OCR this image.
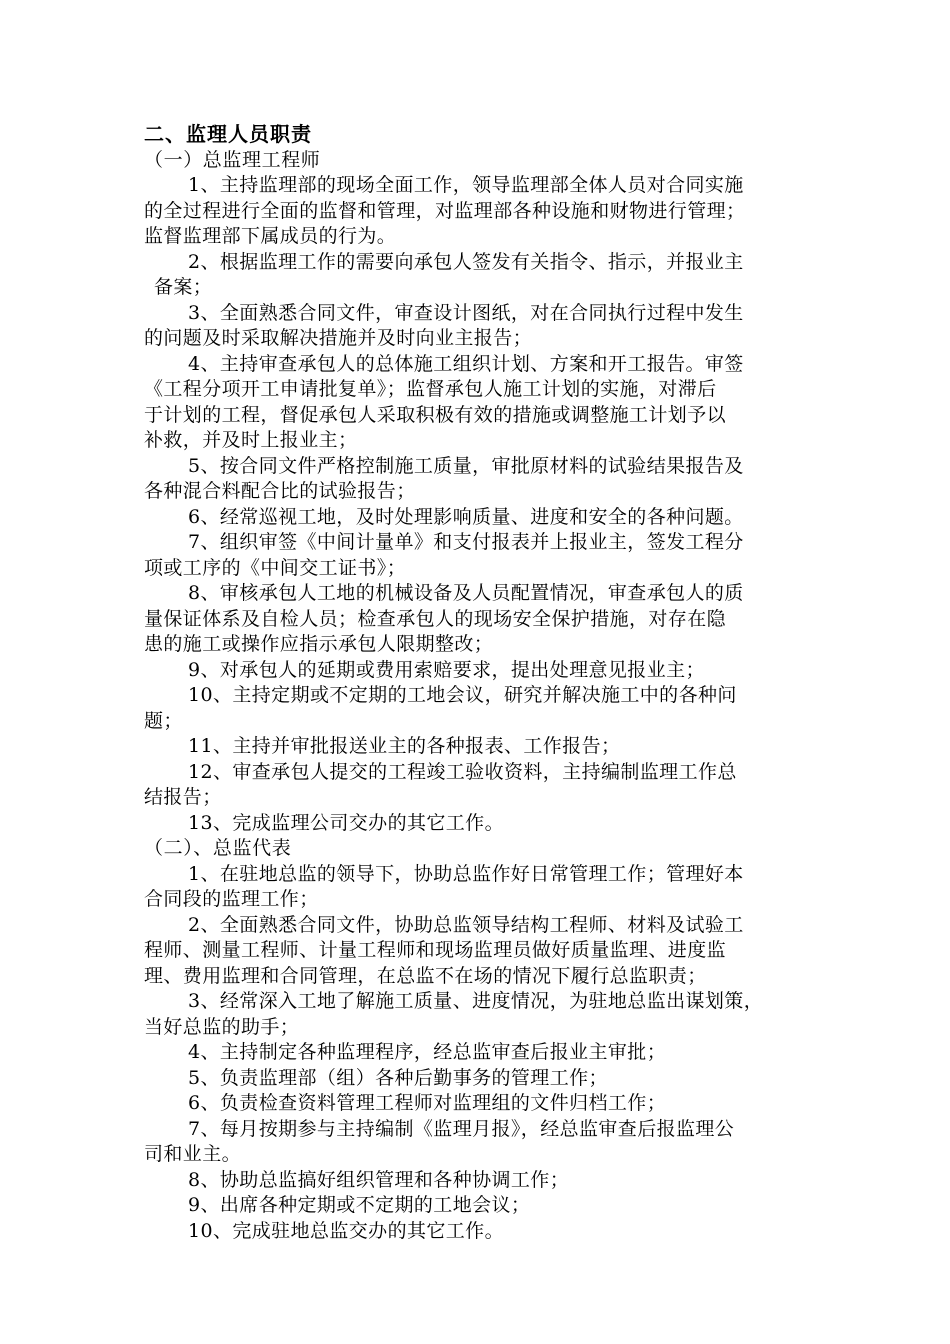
二、监理人员职责
（一）总监理工程师
1、主持监理部的现场全面工作，领导监理部全体人员对合同实施
的全过程进行全面的监督和管理，对监理部各种设施和财物进行管理；
监督监理部下属成员的行为。
2、根据监理工作的需要向承包人签发有关指令、指示，并报业主
备案；
3、全面熟悉合同文件，审查设计图纸，对在合同执行过程中发生
的问题及时采取解决措施并及时向业主报告；
4、主持审查承包人的总体施工组织计划、方案和开工报告。审签
《工程分项开工申请批复单》；监督承包人施工计划的实施，对滞后
于计划的工程，督促承包人采取积极有效的措施或调整施工计划予以
补救，并及时上报业主；
5、按合同文件严格控制施工质量，审批原材料的试验结果报告及
各种混合料配合比的试验报告；
6、经常巡视工地，及时处理影响质量、进度和安全的各种问题。
7、组织审签《中间计量单》和支付报表并上报业主，签发工程分
项或工序的《中间交工证书》；
8、审核承包人工地的机械设备及人员配置情况，审查承包人的质
量保证体系及自检人员；检查承包人的现场安全保护措施，对存在隐
患的施工或操作应指示承包人限期整改；
9、对承包人的延期或费用索赔要求，提出处理意见报业主；
10、主持定期或不定期的工地会议，研究并解决施工中的各种问
题；
11、主持并审批报送业主的各种报表、工作报告；
12、审查承包人提交的工程竣工验收资料，主持编制监理工作总
结报告；
13、完成监理公司交办的其它工作。
（二）、总监代表
1、在驻地总监的领导下，协助总监作好日常管理工作；管理好本
合同段的监理工作；
2、全面熟悉合同文件，协助总监领导结构工程师、材料及试验工
程师、测量工程师、计量工程师和现场监理员做好质量监理、进度监
理、费用监理和合同管理，在总监不在场的情况下履行总监职责；
3、经常深入工地了解施工质量、进度情况，为驻地总监出谋划策，
当好总监的助手；
4、主持制定各种监理程序，经总监审查后报业主审批；
5、负责监理部（组）各种后勤事务的管理工作；
6、负责检查资料管理工程师对监理组的文件归档工作；
7、每月按期参与主持编制《监理月报》，经总监审查后报监理公
司和业主。
8、协助总监搞好组织管理和各种协调工作；
9、出席各种定期或不定期的工地会议；
10、完成驻地总监交办的其它工作。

● **What this task involves**
Every line in the data above that contains "全面熟悉合同文件" needs to be copied.

● **The answer**
3、全面熟悉合同文件，审查设计图纸，对在合同执行过程中发生
2、全面熟悉合同文件，协助总监领导结构工程师、材料及试验工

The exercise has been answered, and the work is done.